» **Exercise task**
Scan the data. Collect each line that contains the word "JSON".
— start —
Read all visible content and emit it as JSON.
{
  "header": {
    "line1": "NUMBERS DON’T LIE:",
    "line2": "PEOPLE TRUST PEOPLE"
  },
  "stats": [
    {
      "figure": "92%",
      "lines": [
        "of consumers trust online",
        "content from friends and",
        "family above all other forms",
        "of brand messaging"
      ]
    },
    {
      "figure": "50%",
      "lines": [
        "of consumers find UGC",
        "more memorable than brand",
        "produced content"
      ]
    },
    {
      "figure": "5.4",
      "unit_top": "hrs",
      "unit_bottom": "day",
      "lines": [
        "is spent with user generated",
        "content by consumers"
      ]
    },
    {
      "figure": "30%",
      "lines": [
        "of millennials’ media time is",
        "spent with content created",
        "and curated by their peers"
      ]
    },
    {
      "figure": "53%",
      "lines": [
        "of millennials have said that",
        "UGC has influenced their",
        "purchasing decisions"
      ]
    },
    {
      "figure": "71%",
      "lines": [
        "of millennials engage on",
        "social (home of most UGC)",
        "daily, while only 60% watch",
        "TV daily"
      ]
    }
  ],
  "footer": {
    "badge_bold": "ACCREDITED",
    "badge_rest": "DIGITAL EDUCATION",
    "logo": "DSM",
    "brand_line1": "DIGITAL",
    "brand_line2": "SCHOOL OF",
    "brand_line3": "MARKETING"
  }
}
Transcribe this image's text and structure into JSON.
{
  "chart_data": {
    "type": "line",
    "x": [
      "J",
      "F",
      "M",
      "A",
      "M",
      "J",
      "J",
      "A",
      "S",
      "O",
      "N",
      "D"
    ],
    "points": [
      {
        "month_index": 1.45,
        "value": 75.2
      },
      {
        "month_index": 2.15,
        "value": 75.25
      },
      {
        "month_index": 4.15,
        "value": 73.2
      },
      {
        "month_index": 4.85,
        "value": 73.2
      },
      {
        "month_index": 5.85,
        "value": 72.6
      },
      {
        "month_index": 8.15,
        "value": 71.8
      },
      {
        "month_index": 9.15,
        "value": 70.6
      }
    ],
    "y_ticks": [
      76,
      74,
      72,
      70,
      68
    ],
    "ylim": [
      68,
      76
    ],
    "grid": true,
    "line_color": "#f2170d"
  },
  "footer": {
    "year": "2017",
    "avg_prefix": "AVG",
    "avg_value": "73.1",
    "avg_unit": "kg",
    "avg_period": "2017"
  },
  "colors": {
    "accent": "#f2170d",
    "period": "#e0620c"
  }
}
— end —
» **Written response**
Read all visible content and emit it as JSON.
Transcribe this image's text and structure into JSON.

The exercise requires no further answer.